- [Exercise directions]:
Give the material once more, word for word, without any images.

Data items

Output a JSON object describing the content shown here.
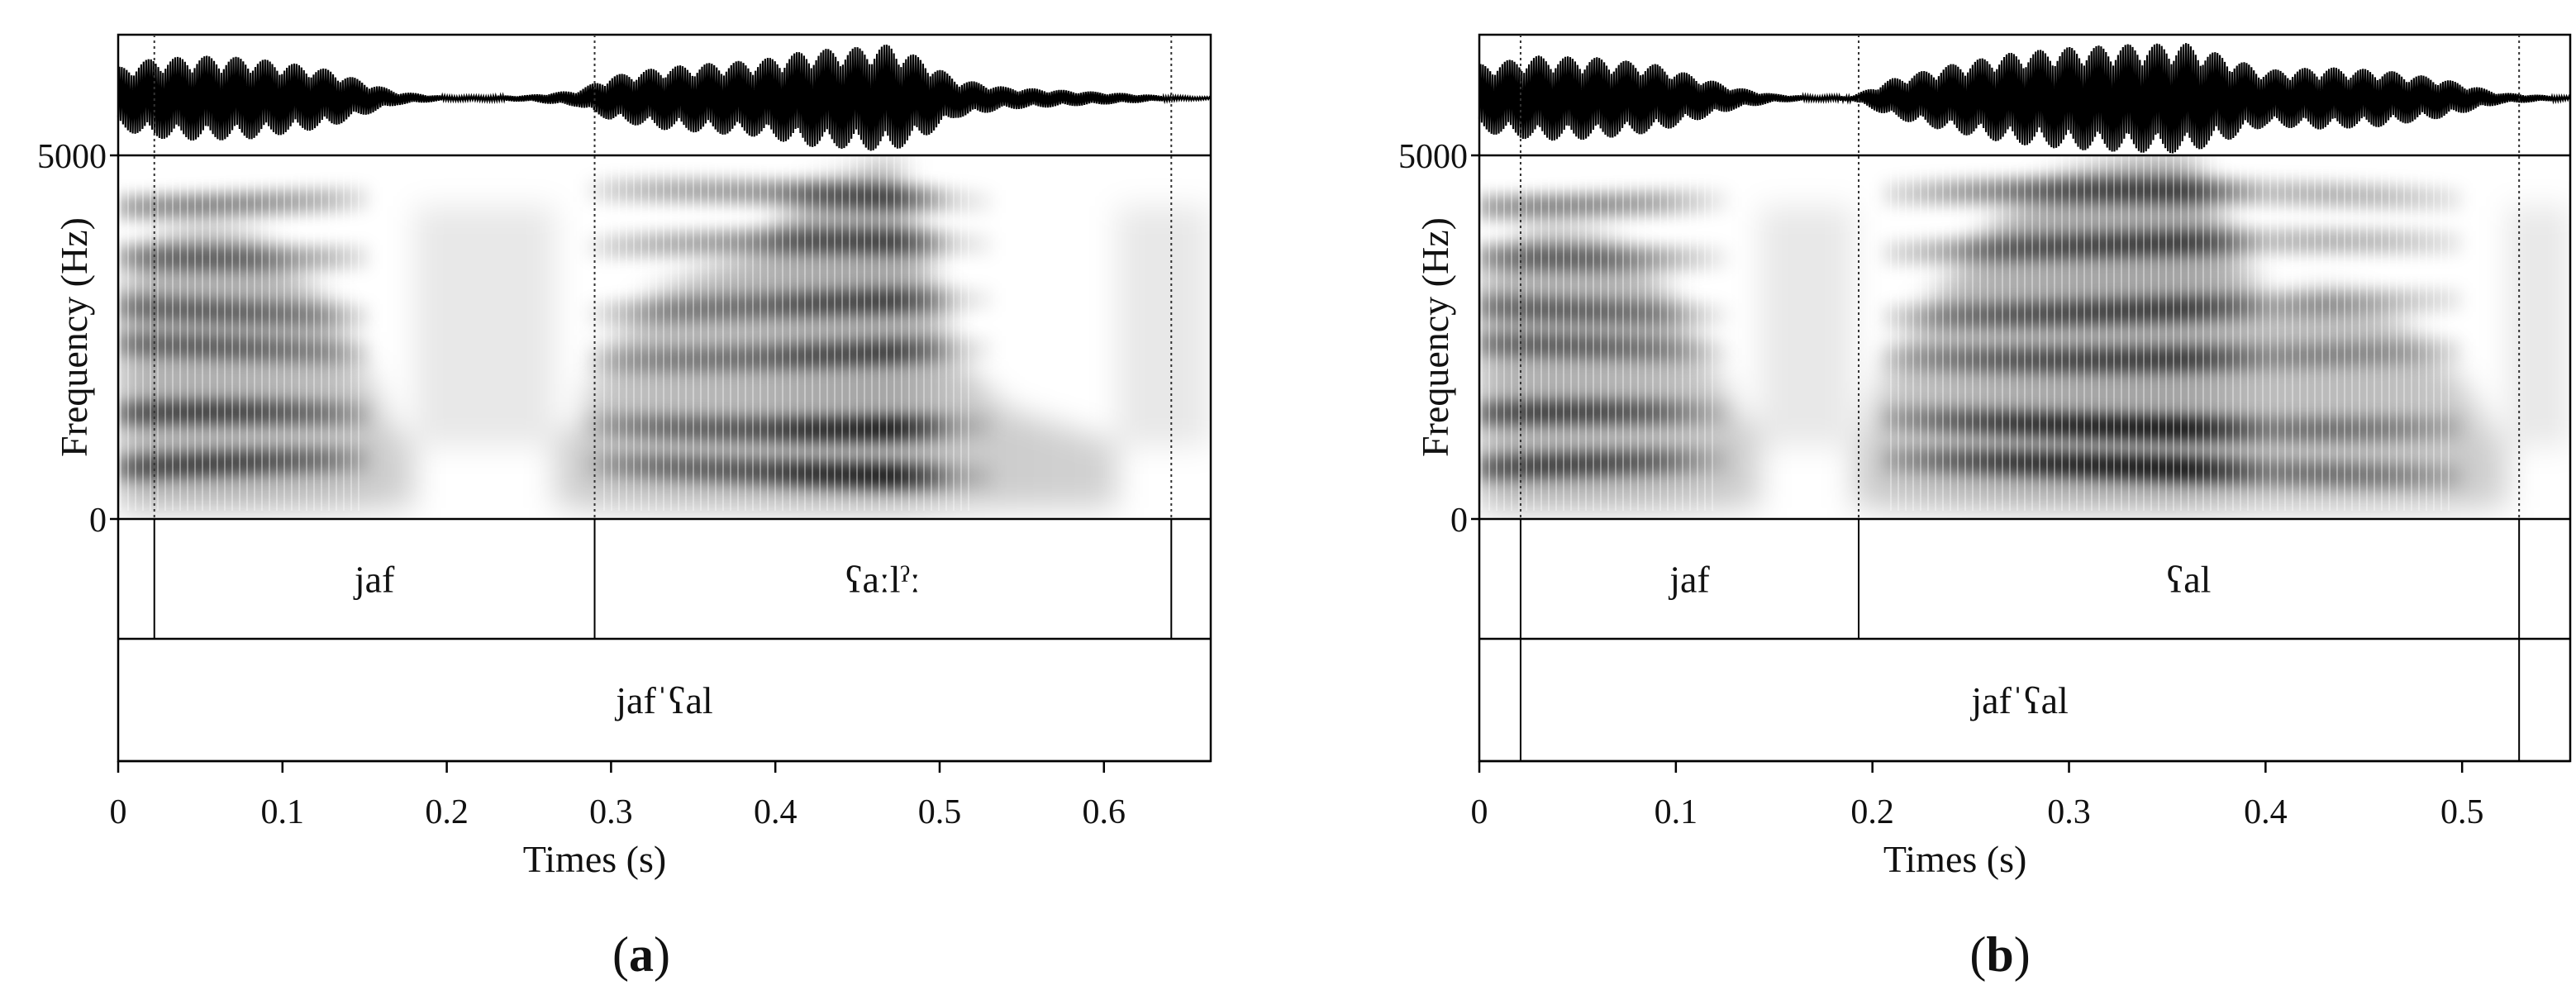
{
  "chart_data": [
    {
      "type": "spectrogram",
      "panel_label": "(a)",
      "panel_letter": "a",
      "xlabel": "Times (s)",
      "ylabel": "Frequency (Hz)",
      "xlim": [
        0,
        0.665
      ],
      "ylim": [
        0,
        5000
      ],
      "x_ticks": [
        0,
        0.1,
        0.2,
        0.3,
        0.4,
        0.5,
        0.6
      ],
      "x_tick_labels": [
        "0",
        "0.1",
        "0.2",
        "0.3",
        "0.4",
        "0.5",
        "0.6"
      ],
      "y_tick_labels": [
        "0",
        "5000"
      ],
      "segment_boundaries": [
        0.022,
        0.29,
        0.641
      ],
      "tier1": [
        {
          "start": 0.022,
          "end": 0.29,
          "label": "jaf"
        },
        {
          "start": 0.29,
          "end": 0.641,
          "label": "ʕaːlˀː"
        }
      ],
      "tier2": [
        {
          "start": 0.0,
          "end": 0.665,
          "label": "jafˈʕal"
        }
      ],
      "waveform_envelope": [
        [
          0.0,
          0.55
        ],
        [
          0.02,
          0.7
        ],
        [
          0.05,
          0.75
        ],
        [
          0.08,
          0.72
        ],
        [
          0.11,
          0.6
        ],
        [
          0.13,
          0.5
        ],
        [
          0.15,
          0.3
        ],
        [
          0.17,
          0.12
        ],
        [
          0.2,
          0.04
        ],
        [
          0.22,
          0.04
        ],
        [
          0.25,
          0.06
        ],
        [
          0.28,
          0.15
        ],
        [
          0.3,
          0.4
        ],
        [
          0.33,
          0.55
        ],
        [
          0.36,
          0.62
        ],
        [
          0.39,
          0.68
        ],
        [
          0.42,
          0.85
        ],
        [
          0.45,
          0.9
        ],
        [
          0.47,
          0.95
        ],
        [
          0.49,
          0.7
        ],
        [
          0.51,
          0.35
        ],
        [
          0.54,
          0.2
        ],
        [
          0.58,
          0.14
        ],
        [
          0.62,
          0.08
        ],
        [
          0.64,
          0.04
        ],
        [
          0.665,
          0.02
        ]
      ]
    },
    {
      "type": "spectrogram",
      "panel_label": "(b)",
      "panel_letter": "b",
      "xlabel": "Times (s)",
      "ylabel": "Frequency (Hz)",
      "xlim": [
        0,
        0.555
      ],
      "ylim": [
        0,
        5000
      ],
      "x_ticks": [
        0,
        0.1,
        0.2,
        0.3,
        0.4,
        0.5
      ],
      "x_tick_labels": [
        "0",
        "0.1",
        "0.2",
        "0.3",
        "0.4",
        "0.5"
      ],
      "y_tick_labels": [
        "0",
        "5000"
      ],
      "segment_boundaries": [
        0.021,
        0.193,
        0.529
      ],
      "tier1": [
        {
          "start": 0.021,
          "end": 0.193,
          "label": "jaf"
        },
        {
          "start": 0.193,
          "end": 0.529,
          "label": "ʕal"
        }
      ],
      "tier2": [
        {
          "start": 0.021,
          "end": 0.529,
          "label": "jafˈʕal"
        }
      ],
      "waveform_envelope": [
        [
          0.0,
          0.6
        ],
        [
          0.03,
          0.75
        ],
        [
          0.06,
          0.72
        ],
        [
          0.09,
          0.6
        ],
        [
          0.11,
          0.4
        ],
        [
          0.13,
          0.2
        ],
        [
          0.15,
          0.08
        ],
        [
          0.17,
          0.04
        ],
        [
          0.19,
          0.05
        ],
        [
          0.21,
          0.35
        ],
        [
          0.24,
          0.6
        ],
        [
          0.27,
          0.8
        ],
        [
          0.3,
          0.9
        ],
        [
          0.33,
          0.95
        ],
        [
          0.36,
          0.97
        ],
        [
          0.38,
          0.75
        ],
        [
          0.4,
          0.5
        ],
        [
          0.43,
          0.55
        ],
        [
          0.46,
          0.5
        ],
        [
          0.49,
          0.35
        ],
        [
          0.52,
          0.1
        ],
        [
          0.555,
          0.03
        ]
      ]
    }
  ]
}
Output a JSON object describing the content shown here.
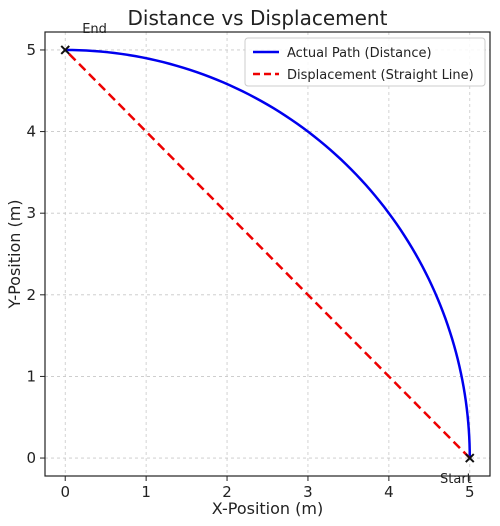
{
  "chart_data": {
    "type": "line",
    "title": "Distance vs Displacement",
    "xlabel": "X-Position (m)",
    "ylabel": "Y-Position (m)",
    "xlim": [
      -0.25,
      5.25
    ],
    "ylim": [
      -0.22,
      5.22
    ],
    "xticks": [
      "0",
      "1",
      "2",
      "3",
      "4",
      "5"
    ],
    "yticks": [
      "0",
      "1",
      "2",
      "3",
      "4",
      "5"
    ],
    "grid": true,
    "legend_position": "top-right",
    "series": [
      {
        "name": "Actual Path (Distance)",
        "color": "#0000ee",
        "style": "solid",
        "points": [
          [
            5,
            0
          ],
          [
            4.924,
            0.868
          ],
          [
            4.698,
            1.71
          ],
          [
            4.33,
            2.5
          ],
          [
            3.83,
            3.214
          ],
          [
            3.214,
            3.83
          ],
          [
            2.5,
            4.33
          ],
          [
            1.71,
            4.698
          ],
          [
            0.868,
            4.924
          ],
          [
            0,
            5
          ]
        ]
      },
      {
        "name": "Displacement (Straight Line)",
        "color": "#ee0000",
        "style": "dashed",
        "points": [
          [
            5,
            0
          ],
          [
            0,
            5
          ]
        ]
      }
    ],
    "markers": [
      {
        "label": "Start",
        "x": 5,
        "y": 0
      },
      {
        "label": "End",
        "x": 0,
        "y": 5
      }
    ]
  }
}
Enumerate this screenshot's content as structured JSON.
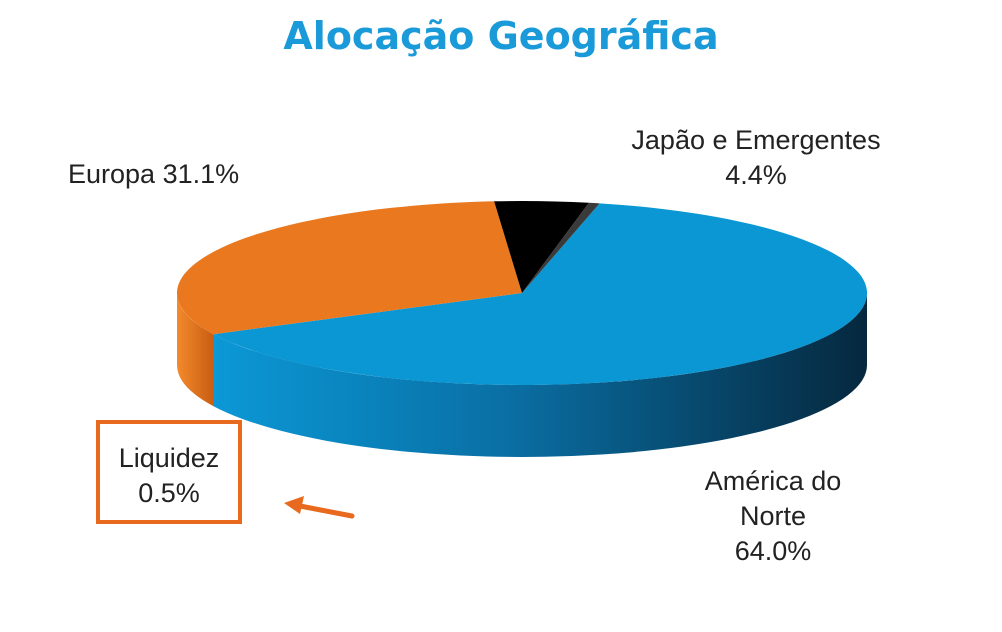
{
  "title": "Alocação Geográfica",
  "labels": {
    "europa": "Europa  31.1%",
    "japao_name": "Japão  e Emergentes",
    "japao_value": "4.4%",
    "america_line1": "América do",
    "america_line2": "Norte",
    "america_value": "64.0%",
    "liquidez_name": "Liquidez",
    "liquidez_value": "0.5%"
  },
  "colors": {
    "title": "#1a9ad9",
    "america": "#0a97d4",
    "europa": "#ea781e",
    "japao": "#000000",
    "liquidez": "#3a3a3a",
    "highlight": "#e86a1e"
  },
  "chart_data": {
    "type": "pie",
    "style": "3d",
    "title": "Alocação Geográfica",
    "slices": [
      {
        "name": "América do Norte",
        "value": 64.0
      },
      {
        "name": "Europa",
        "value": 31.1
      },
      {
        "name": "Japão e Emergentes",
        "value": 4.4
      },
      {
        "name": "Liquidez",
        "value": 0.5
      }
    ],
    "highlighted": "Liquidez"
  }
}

- [The completed task]:
Output a JSON object describing the content shown here.
{
  "chart_data": [
    {
      "type": "spectrogram",
      "panel_label": "(a)",
      "panel_letter": "a",
      "xlabel": "Times (s)",
      "ylabel": "Frequency (Hz)",
      "xlim": [
        0,
        0.665
      ],
      "ylim": [
        0,
        5000
      ],
      "x_ticks": [
        0,
        0.1,
        0.2,
        0.3,
        0.4,
        0.5,
        0.6
      ],
      "x_tick_labels": [
        "0",
        "0.1",
        "0.2",
        "0.3",
        "0.4",
        "0.5",
        "0.6"
      ],
      "y_tick_labels": [
        "0",
        "5000"
      ],
      "segment_boundaries": [
        0.022,
        0.29,
        0.641
      ],
      "tier1": [
        {
          "start": 0.022,
          "end": 0.29,
          "label": "jaf"
        },
        {
          "start": 0.29,
          "end": 0.641,
          "label": "ʕaːlˀː"
        }
      ],
      "tier2": [
        {
          "start": 0.0,
          "end": 0.665,
          "label": "jafˈʕal"
        }
      ],
      "waveform_envelope": [
        [
          0.0,
          0.55
        ],
        [
          0.02,
          0.7
        ],
        [
          0.05,
          0.75
        ],
        [
          0.08,
          0.72
        ],
        [
          0.11,
          0.6
        ],
        [
          0.13,
          0.5
        ],
        [
          0.15,
          0.3
        ],
        [
          0.17,
          0.12
        ],
        [
          0.2,
          0.04
        ],
        [
          0.22,
          0.04
        ],
        [
          0.25,
          0.06
        ],
        [
          0.28,
          0.15
        ],
        [
          0.3,
          0.4
        ],
        [
          0.33,
          0.55
        ],
        [
          0.36,
          0.62
        ],
        [
          0.39,
          0.68
        ],
        [
          0.42,
          0.85
        ],
        [
          0.45,
          0.9
        ],
        [
          0.47,
          0.95
        ],
        [
          0.49,
          0.7
        ],
        [
          0.51,
          0.35
        ],
        [
          0.54,
          0.2
        ],
        [
          0.58,
          0.14
        ],
        [
          0.62,
          0.08
        ],
        [
          0.64,
          0.04
        ],
        [
          0.665,
          0.02
        ]
      ]
    },
    {
      "type": "spectrogram",
      "panel_label": "(b)",
      "panel_letter": "b",
      "xlabel": "Times (s)",
      "ylabel": "Frequency (Hz)",
      "xlim": [
        0,
        0.555
      ],
      "ylim": [
        0,
        5000
      ],
      "x_ticks": [
        0,
        0.1,
        0.2,
        0.3,
        0.4,
        0.5
      ],
      "x_tick_labels": [
        "0",
        "0.1",
        "0.2",
        "0.3",
        "0.4",
        "0.5"
      ],
      "y_tick_labels": [
        "0",
        "5000"
      ],
      "segment_boundaries": [
        0.021,
        0.193,
        0.529
      ],
      "tier1": [
        {
          "start": 0.021,
          "end": 0.193,
          "label": "jaf"
        },
        {
          "start": 0.193,
          "end": 0.529,
          "label": "ʕal"
        }
      ],
      "tier2": [
        {
          "start": 0.021,
          "end": 0.529,
          "label": "jafˈʕal"
        }
      ],
      "waveform_envelope": [
        [
          0.0,
          0.6
        ],
        [
          0.03,
          0.75
        ],
        [
          0.06,
          0.72
        ],
        [
          0.09,
          0.6
        ],
        [
          0.11,
          0.4
        ],
        [
          0.13,
          0.2
        ],
        [
          0.15,
          0.08
        ],
        [
          0.17,
          0.04
        ],
        [
          0.19,
          0.05
        ],
        [
          0.21,
          0.35
        ],
        [
          0.24,
          0.6
        ],
        [
          0.27,
          0.8
        ],
        [
          0.3,
          0.9
        ],
        [
          0.33,
          0.95
        ],
        [
          0.36,
          0.97
        ],
        [
          0.38,
          0.75
        ],
        [
          0.4,
          0.5
        ],
        [
          0.43,
          0.55
        ],
        [
          0.46,
          0.5
        ],
        [
          0.49,
          0.35
        ],
        [
          0.52,
          0.1
        ],
        [
          0.555,
          0.03
        ]
      ]
    }
  ]
}
Output a JSON object describing the content shown here.
{
  "chart_data": {
    "type": "line",
    "title": "Distance vs Displacement",
    "xlabel": "X-Position (m)",
    "ylabel": "Y-Position (m)",
    "xlim": [
      -0.25,
      5.25
    ],
    "ylim": [
      -0.22,
      5.22
    ],
    "xticks": [
      "0",
      "1",
      "2",
      "3",
      "4",
      "5"
    ],
    "yticks": [
      "0",
      "1",
      "2",
      "3",
      "4",
      "5"
    ],
    "grid": true,
    "legend_position": "top-right",
    "series": [
      {
        "name": "Actual Path (Distance)",
        "color": "#0000ee",
        "style": "solid",
        "points": [
          [
            5,
            0
          ],
          [
            4.924,
            0.868
          ],
          [
            4.698,
            1.71
          ],
          [
            4.33,
            2.5
          ],
          [
            3.83,
            3.214
          ],
          [
            3.214,
            3.83
          ],
          [
            2.5,
            4.33
          ],
          [
            1.71,
            4.698
          ],
          [
            0.868,
            4.924
          ],
          [
            0,
            5
          ]
        ]
      },
      {
        "name": "Displacement (Straight Line)",
        "color": "#ee0000",
        "style": "dashed",
        "points": [
          [
            5,
            0
          ],
          [
            0,
            5
          ]
        ]
      }
    ],
    "markers": [
      {
        "label": "Start",
        "x": 5,
        "y": 0
      },
      {
        "label": "End",
        "x": 0,
        "y": 5
      }
    ]
  }
}
Enumerate this screenshot's content as structured JSON.
{
  "title": "Alocação Geográfica",
  "labels": {
    "europa": "Europa  31.1%",
    "japao_name": "Japão  e Emergentes",
    "japao_value": "4.4%",
    "america_line1": "América do",
    "america_line2": "Norte",
    "america_value": "64.0%",
    "liquidez_name": "Liquidez",
    "liquidez_value": "0.5%"
  },
  "colors": {
    "title": "#1a9ad9",
    "america": "#0a97d4",
    "europa": "#ea781e",
    "japao": "#000000",
    "liquidez": "#3a3a3a",
    "highlight": "#e86a1e"
  },
  "chart_data": {
    "type": "pie",
    "style": "3d",
    "title": "Alocação Geográfica",
    "slices": [
      {
        "name": "América do Norte",
        "value": 64.0
      },
      {
        "name": "Europa",
        "value": 31.1
      },
      {
        "name": "Japão e Emergentes",
        "value": 4.4
      },
      {
        "name": "Liquidez",
        "value": 0.5
      }
    ],
    "highlighted": "Liquidez"
  }
}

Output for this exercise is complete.